* **GIVEN TASK**:
Retype the complete listing exactly as it appears.

Data records:
** BEGIN **

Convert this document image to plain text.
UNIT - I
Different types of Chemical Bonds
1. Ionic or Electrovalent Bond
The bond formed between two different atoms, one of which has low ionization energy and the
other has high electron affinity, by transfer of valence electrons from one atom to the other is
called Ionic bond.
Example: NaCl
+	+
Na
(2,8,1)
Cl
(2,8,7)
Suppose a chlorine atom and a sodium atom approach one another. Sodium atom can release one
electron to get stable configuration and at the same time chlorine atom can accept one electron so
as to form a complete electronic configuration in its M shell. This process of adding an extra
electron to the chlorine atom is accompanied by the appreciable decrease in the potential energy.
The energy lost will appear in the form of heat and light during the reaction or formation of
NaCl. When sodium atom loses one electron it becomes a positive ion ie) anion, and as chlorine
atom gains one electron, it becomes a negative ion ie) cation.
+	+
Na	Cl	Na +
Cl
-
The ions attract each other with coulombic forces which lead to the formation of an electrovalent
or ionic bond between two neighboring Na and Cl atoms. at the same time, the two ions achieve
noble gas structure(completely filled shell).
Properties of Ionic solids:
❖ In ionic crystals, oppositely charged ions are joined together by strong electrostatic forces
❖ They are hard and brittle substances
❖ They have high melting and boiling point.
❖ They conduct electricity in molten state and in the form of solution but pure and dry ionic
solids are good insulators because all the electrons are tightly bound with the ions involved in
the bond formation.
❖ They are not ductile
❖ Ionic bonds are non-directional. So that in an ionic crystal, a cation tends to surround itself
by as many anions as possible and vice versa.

** END **

* **COMPLETED EXERCISE**:
Convert this document image to plain text.
UNIT - I
Different types of Chemical Bonds
1. Ionic or Electrovalent Bond
The bond formed between two different atoms, one of which has low ionization energy and the
other has high electron affinity, by transfer of valence electrons from one atom to the other is
called Ionic bond.
Example: NaCl
+	+
Na
(2,8,1)
Cl
(2,8,7)
Suppose a chlorine atom and a sodium atom approach one another. Sodium atom can release one
electron to get stable configuration and at the same time chlorine atom can accept one electron so
as to form a complete electronic configuration in its M shell. This process of adding an extra
electron to the chlorine atom is accompanied by the appreciable decrease in the potential energy.
The energy lost will appear in the form of heat and light during the reaction or formation of
NaCl. When sodium atom loses one electron it becomes a positive ion ie) anion, and as chlorine
atom gains one electron, it becomes a negative ion ie) cation.
+	+
Na	Cl	Na +
Cl
-
The ions attract each other with coulombic forces which lead to the formation of an electrovalent
or ionic bond between two neighboring Na and Cl atoms. at the same time, the two ions achieve
noble gas structure(completely filled shell).
Properties of Ionic solids:
❖ In ionic crystals, oppositely charged ions are joined together by strong electrostatic forces
❖ They are hard and brittle substances
❖ They have high melting and boiling point.
❖ They conduct electricity in molten state and in the form of solution but pure and dry ionic
solids are good insulators because all the electrons are tightly bound with the ions involved in
the bond formation.
❖ They are not ductile
❖ Ionic bonds are non-directional. So that in an ionic crystal, a cation tends to surround itself
by as many anions as possible and vice versa.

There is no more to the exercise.